>> Begin
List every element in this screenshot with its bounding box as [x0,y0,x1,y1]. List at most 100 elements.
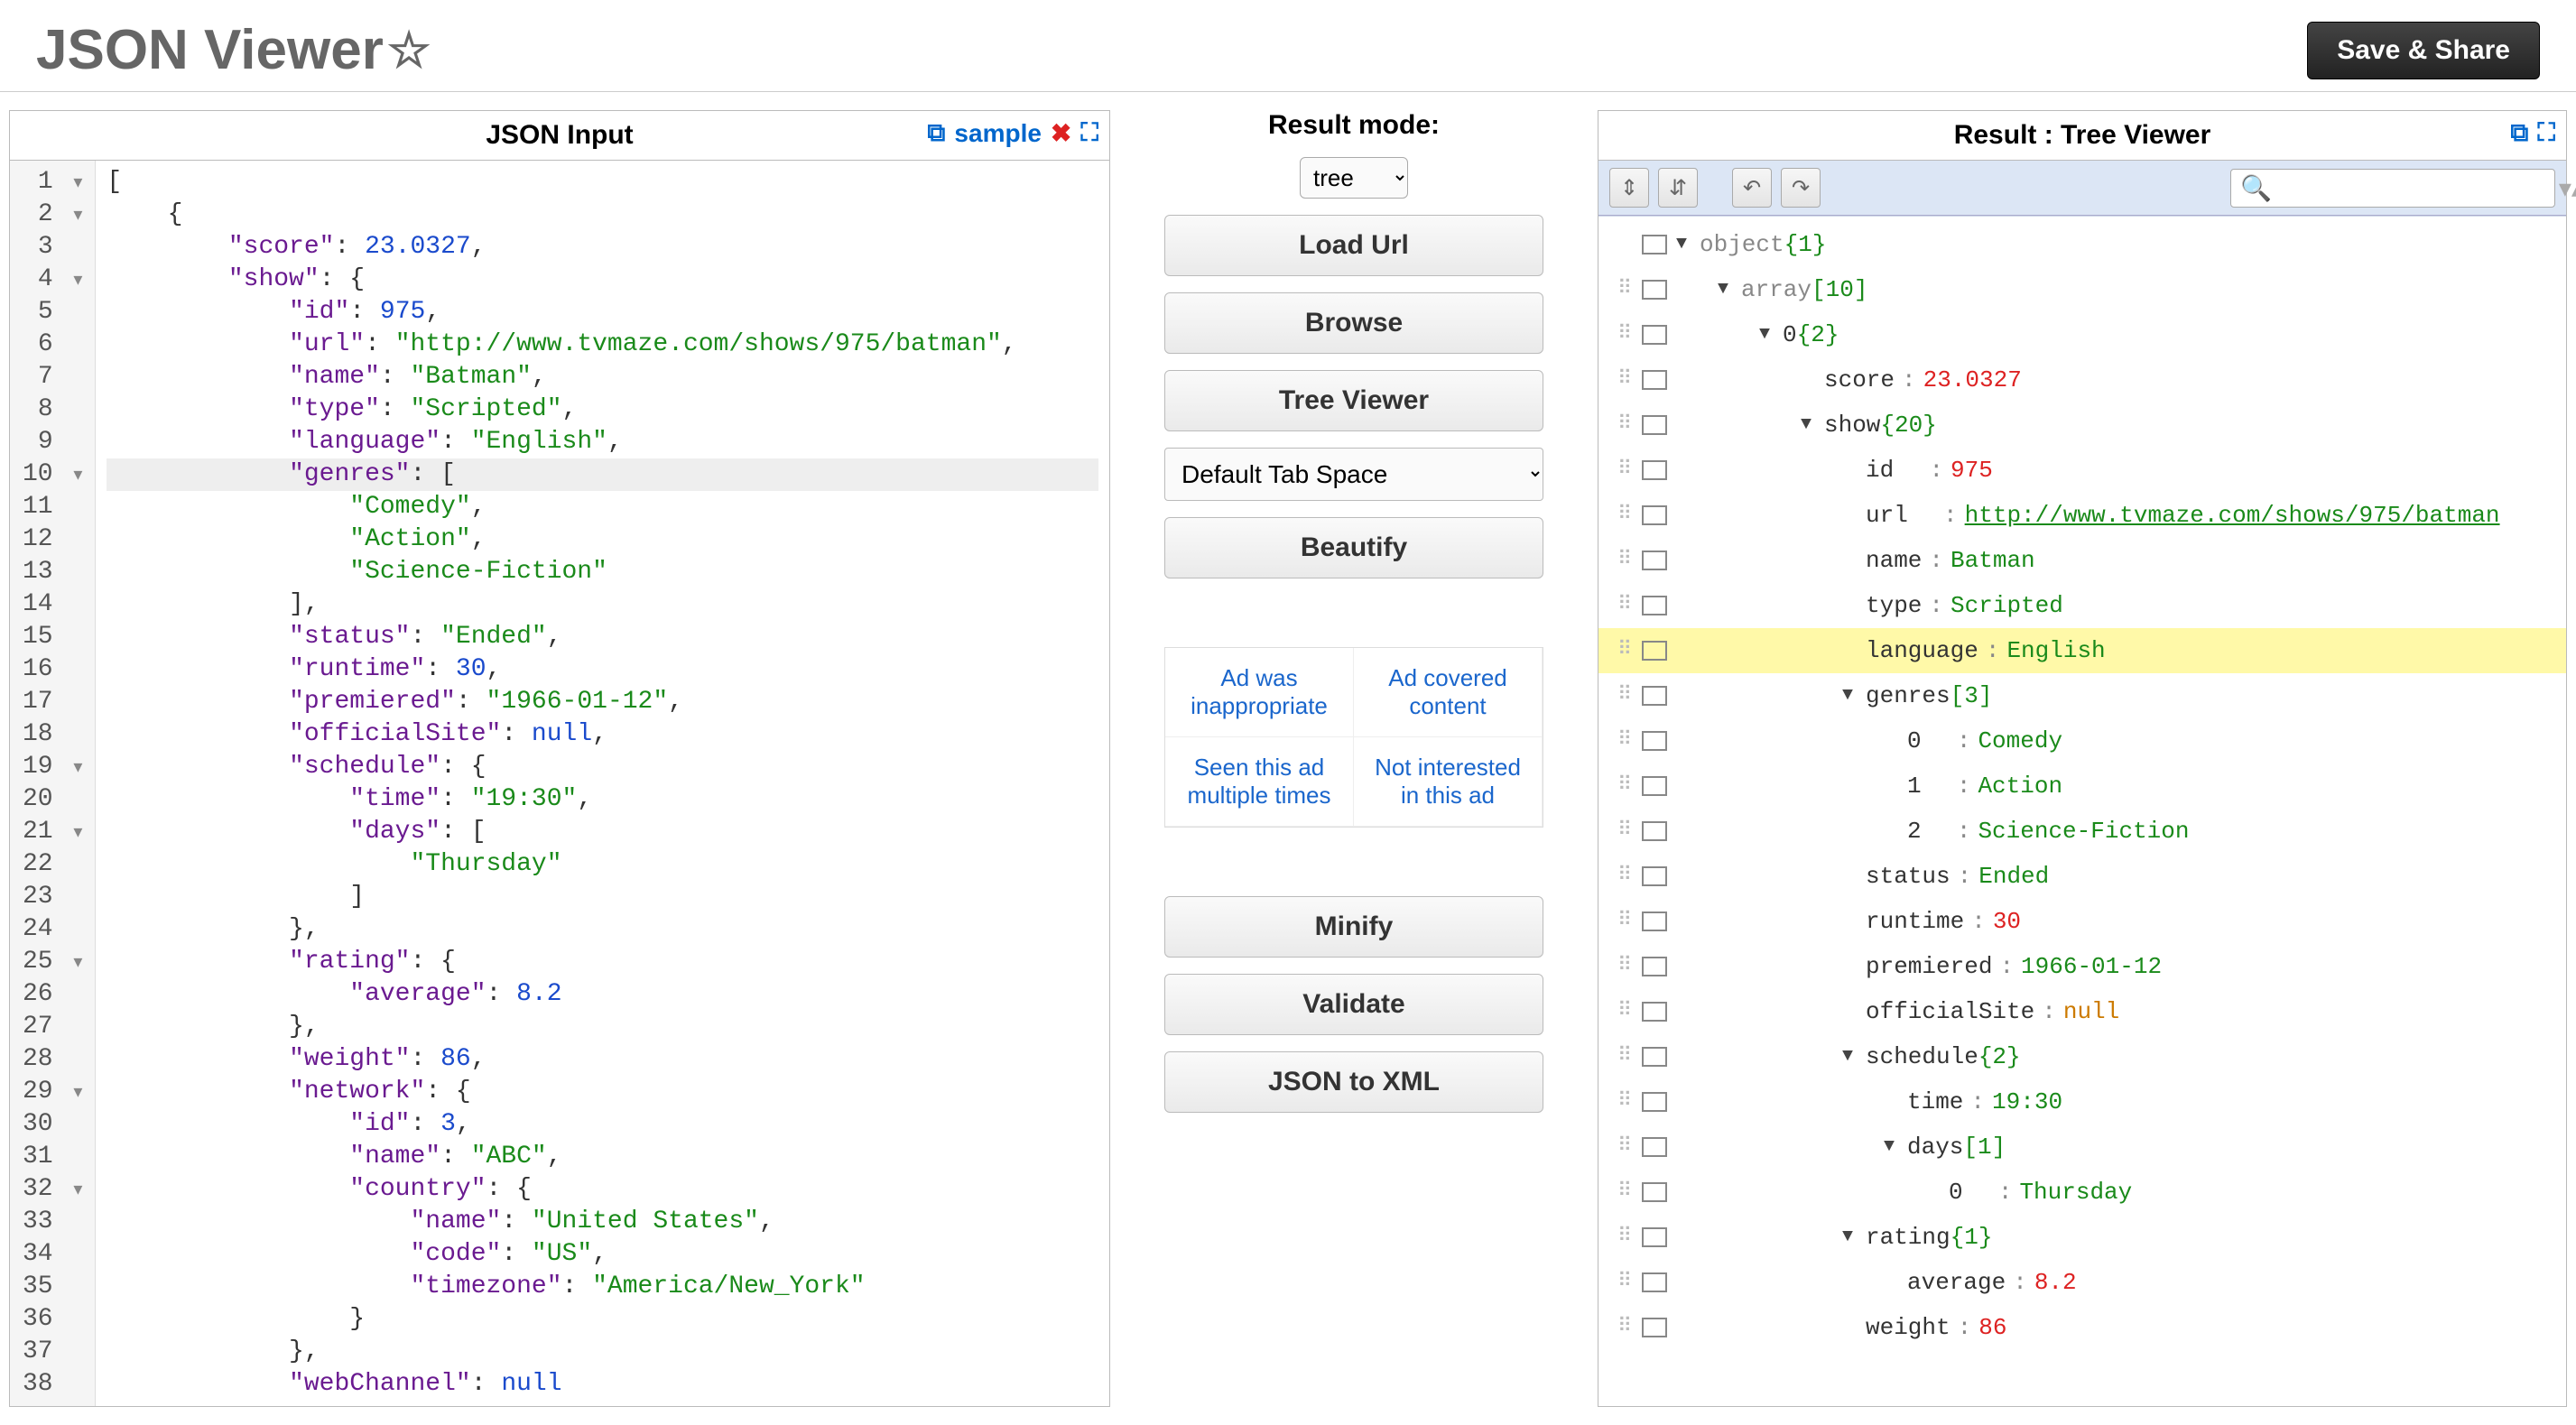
code-line[interactable]: "url": "http://www.tvmaze.com/shows/975/… [107,328,1098,361]
expand-icon[interactable]: ⛶ [2537,118,2555,148]
code-line[interactable]: { [107,199,1098,231]
tree-row[interactable]: ⠿▼0 {2} [1598,312,2566,357]
code-line[interactable]: }, [107,1336,1098,1368]
code-line[interactable]: "type": "Scripted", [107,393,1098,426]
validate-button[interactable]: Validate [1164,974,1543,1035]
clear-icon[interactable]: ✖ [1051,118,1071,148]
code-editor[interactable]: 1 ▾2 ▾3 4 ▾5 6 7 8 9 10 ▾11 12 13 14 15 … [10,161,1109,1406]
tree-row[interactable]: ⠿status : Ended [1598,854,2566,899]
code-line[interactable]: ], [107,588,1098,621]
code-line[interactable]: ] [107,881,1098,913]
tree-row[interactable]: ⠿score : 23.0327 [1598,357,2566,403]
page-title: JSON Viewer ☆ [36,18,431,82]
star-icon[interactable]: ☆ [387,22,431,79]
expand-all-icon[interactable]: ⇕ [1609,168,1649,208]
tree-row[interactable]: ⠿weight : 86 [1598,1305,2566,1350]
tree-search[interactable]: 🔍 ▾▴ [2230,169,2555,208]
code-line[interactable]: "id": 3, [107,1108,1098,1141]
ad-option[interactable]: Seen this ad multiple times [1165,737,1354,827]
tree-row[interactable]: ⠿▼array [10] [1598,267,2566,312]
tree-row[interactable]: ⠿0 : Comedy [1598,718,2566,763]
code-line[interactable]: "weight": 86, [107,1043,1098,1076]
json-input-title: JSON Input [486,120,633,151]
code-line[interactable]: "officialSite": null, [107,718,1098,751]
code-line[interactable]: "name": "ABC", [107,1141,1098,1173]
browse-button[interactable]: Browse [1164,292,1543,354]
code-line[interactable]: "schedule": { [107,751,1098,783]
code-line[interactable]: "score": 23.0327, [107,231,1098,264]
tree-row[interactable]: ⠿language : English [1598,628,2566,673]
tree-row[interactable]: ⠿average : 8.2 [1598,1260,2566,1305]
code-line[interactable]: "Comedy", [107,491,1098,523]
code-line[interactable]: "name": "Batman", [107,361,1098,393]
code-line[interactable]: "premiered": "1966-01-12", [107,686,1098,718]
code-line[interactable]: "network": { [107,1076,1098,1108]
ad-option[interactable]: Not interested in this ad [1354,737,1543,827]
tree-row[interactable]: ⠿type : Scripted [1598,583,2566,628]
sample-link[interactable]: sample [954,119,1042,148]
tree-row[interactable]: ⠿▼genres [3] [1598,673,2566,718]
tree-viewer-button[interactable]: Tree Viewer [1164,370,1543,431]
tree-row[interactable]: ⠿id : 975 [1598,448,2566,493]
redo-icon[interactable]: ↷ [1781,168,1821,208]
tree-row[interactable]: ⠿runtime : 30 [1598,899,2566,944]
tree-row[interactable]: ⠿officialSite : null [1598,989,2566,1034]
collapse-all-icon[interactable]: ⇵ [1658,168,1698,208]
save-share-button[interactable]: Save & Share [2307,22,2540,79]
minify-button[interactable]: Minify [1164,896,1543,958]
tree-row[interactable]: ⠿▼schedule {2} [1598,1034,2566,1079]
json-to-xml-button[interactable]: JSON to XML [1164,1051,1543,1113]
code-line[interactable]: "Thursday" [107,848,1098,881]
tree-row[interactable]: ⠿0 : Thursday [1598,1170,2566,1215]
tree-search-input[interactable] [2279,175,2559,200]
code-line[interactable]: "id": 975, [107,296,1098,328]
code-line[interactable]: "time": "19:30", [107,783,1098,816]
code-line[interactable]: }, [107,1011,1098,1043]
code-line[interactable]: "Action", [107,523,1098,556]
code-line[interactable]: [ [107,166,1098,199]
code-line[interactable]: }, [107,913,1098,946]
tree-row[interactable]: ▼object {1} [1598,222,2566,267]
tree-row[interactable]: ⠿name : Batman [1598,538,2566,583]
tree-row[interactable]: ⠿1 : Action [1598,763,2566,809]
ad-option[interactable]: Ad covered content [1354,648,1543,737]
tree-body[interactable]: ▼object {1}⠿▼array [10]⠿▼0 {2}⠿score : 2… [1598,216,2566,1406]
copy-icon[interactable]: ⧉ [927,118,945,148]
code-body[interactable]: [ { "score": 23.0327, "show": { "id": 97… [96,161,1109,1406]
tree-row[interactable]: ⠿url : http://www.tvmaze.com/shows/975/b… [1598,493,2566,538]
tab-space-select[interactable]: Default Tab Space [1164,448,1543,501]
code-line[interactable]: "country": { [107,1173,1098,1206]
code-line[interactable]: "code": "US", [107,1238,1098,1271]
spacer [1164,595,1543,631]
main: JSON Input ⧉ sample ✖ ⛶ 1 ▾2 ▾3 4 ▾5 6 7… [0,92,2576,1425]
expand-icon[interactable]: ⛶ [1080,118,1098,148]
code-line[interactable]: "name": "United States", [107,1206,1098,1238]
code-line[interactable]: "timezone": "America/New_York" [107,1271,1098,1303]
code-line[interactable]: "webChannel": null [107,1368,1098,1401]
tree-row[interactable]: ⠿time : 19:30 [1598,1079,2566,1124]
code-line[interactable]: "language": "English", [107,426,1098,458]
code-line[interactable]: "status": "Ended", [107,621,1098,653]
code-line[interactable]: "show": { [107,264,1098,296]
tree-row[interactable]: ⠿▼rating {1} [1598,1215,2566,1260]
code-line[interactable]: "rating": { [107,946,1098,978]
dropdown-icon[interactable]: ▾▴ [2559,173,2576,203]
code-line[interactable]: "days": [ [107,816,1098,848]
tree-viewer-actions: ⧉ ⛶ [2510,118,2555,148]
tree-row[interactable]: ⠿2 : Science-Fiction [1598,809,2566,854]
result-mode-select[interactable]: tree [1300,157,1408,199]
code-line[interactable]: "average": 8.2 [107,978,1098,1011]
undo-icon[interactable]: ↶ [1732,168,1772,208]
tree-viewer-panel: Result : Tree Viewer ⧉ ⛶ ⇕ ⇵ ↶ ↷ 🔍 ▾▴ ▼o… [1598,110,2567,1407]
code-line[interactable]: } [107,1303,1098,1336]
code-line[interactable]: "Science-Fiction" [107,556,1098,588]
load-url-button[interactable]: Load Url [1164,215,1543,276]
code-line[interactable]: "genres": [ [107,458,1098,491]
tree-row[interactable]: ⠿▼days [1] [1598,1124,2566,1170]
tree-row[interactable]: ⠿premiered : 1966-01-12 [1598,944,2566,989]
beautify-button[interactable]: Beautify [1164,517,1543,578]
tree-row[interactable]: ⠿▼show {20} [1598,403,2566,448]
copy-icon[interactable]: ⧉ [2510,118,2528,148]
ad-option[interactable]: Ad was inappropriate [1165,648,1354,737]
code-line[interactable]: "runtime": 30, [107,653,1098,686]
>> End
■ Work to be completed
Report how many of the lines above contain the string "Scripted", treating uppercase and lowercase as different. Give only the number.

■ Response to this task
2